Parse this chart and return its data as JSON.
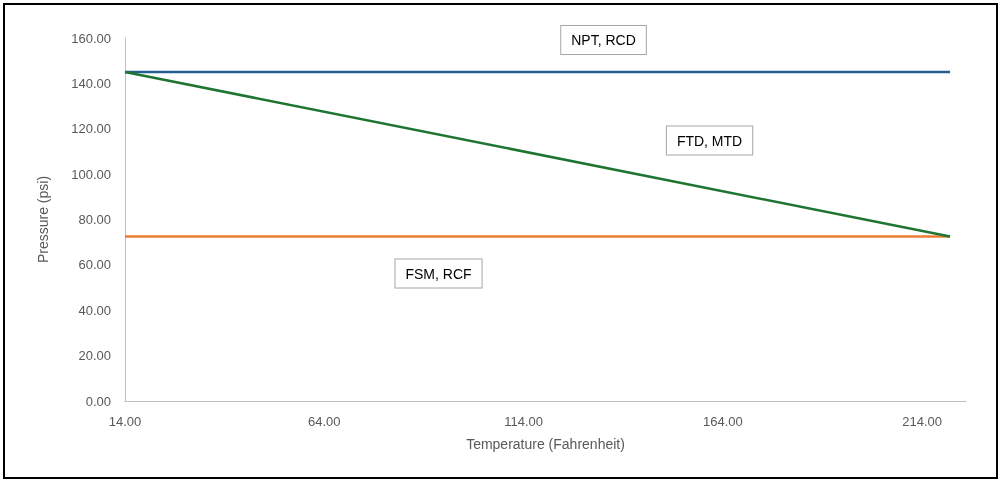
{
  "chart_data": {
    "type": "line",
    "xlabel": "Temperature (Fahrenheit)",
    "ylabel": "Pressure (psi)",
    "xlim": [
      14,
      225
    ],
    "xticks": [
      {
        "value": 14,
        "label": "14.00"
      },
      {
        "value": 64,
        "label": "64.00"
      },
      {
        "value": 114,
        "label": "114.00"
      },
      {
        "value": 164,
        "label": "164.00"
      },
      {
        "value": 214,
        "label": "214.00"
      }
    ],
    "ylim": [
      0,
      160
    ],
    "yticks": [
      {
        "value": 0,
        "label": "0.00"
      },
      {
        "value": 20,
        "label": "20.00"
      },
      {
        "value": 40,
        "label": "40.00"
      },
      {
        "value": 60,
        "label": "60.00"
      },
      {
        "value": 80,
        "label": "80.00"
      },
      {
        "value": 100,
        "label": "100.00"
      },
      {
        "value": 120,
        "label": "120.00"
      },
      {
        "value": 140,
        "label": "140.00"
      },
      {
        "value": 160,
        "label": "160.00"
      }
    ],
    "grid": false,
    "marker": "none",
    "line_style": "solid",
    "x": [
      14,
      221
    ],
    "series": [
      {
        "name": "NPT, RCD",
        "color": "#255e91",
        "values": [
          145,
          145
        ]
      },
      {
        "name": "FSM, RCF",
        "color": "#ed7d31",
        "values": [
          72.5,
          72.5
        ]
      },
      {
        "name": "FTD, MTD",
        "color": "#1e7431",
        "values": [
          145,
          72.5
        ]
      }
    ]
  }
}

============

Track down every line holding the string "color" and copy it.

- **PROBLEM SOLUTION**:
        "color": "#255e91",
        "color": "#ed7d31",
        "color": "#1e7431",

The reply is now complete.